**Task brief:** Every line below must be reproduced exactly. Copy them all.

[BEGIN Information supplied]

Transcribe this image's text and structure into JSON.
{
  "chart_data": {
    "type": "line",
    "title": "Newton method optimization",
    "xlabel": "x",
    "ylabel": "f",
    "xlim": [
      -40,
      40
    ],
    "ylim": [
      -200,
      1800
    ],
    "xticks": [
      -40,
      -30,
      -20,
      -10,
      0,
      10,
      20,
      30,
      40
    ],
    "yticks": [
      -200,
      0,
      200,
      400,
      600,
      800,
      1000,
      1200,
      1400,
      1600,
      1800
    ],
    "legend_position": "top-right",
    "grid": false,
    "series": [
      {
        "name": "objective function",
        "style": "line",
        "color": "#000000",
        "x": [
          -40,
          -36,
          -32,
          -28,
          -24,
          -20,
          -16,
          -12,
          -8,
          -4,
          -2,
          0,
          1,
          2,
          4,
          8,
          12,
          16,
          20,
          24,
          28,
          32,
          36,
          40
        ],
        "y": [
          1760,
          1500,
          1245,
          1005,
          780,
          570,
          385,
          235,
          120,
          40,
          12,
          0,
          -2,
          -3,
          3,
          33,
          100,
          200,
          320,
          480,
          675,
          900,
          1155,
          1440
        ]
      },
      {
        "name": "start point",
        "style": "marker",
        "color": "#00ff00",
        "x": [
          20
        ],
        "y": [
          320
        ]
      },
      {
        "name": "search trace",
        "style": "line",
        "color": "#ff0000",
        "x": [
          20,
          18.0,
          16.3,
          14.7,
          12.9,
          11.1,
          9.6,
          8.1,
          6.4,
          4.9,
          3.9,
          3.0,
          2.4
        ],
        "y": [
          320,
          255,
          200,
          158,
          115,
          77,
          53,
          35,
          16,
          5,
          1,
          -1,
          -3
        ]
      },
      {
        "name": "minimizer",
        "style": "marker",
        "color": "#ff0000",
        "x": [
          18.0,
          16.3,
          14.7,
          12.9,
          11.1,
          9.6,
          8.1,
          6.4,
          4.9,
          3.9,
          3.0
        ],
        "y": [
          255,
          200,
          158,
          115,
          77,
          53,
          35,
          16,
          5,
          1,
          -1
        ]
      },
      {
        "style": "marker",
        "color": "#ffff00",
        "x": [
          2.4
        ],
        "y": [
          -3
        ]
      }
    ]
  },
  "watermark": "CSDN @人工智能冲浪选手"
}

[END Information supplied]

**Task response:**
Transcribe this image's text and structure into JSON.
{
  "chart_data": {
    "type": "line",
    "title": "Newton method optimization",
    "xlabel": "x",
    "ylabel": "f",
    "xlim": [
      -40,
      40
    ],
    "ylim": [
      -200,
      1800
    ],
    "xticks": [
      -40,
      -30,
      -20,
      -10,
      0,
      10,
      20,
      30,
      40
    ],
    "yticks": [
      -200,
      0,
      200,
      400,
      600,
      800,
      1000,
      1200,
      1400,
      1600,
      1800
    ],
    "legend_position": "top-right",
    "grid": false,
    "series": [
      {
        "name": "objective function",
        "style": "line",
        "color": "#000000",
        "x": [
          -40,
          -36,
          -32,
          -28,
          -24,
          -20,
          -16,
          -12,
          -8,
          -4,
          -2,
          0,
          1,
          2,
          4,
          8,
          12,
          16,
          20,
          24,
          28,
          32,
          36,
          40
        ],
        "y": [
          1760,
          1500,
          1245,
          1005,
          780,
          570,
          385,
          235,
          120,
          40,
          12,
          0,
          -2,
          -3,
          3,
          33,
          100,
          200,
          320,
          480,
          675,
          900,
          1155,
          1440
        ]
      },
      {
        "name": "start point",
        "style": "marker",
        "color": "#00ff00",
        "x": [
          20
        ],
        "y": [
          320
        ]
      },
      {
        "name": "search trace",
        "style": "line",
        "color": "#ff0000",
        "x": [
          20,
          18.0,
          16.3,
          14.7,
          12.9,
          11.1,
          9.6,
          8.1,
          6.4,
          4.9,
          3.9,
          3.0,
          2.4
        ],
        "y": [
          320,
          255,
          200,
          158,
          115,
          77,
          53,
          35,
          16,
          5,
          1,
          -1,
          -3
        ]
      },
      {
        "name": "minimizer",
        "style": "marker",
        "color": "#ff0000",
        "x": [
          18.0,
          16.3,
          14.7,
          12.9,
          11.1,
          9.6,
          8.1,
          6.4,
          4.9,
          3.9,
          3.0
        ],
        "y": [
          255,
          200,
          158,
          115,
          77,
          53,
          35,
          16,
          5,
          1,
          -1
        ]
      },
      {
        "style": "marker",
        "color": "#ffff00",
        "x": [
          2.4
        ],
        "y": [
          -3
        ]
      }
    ]
  },
  "watermark": "CSDN @人工智能冲浪选手"
}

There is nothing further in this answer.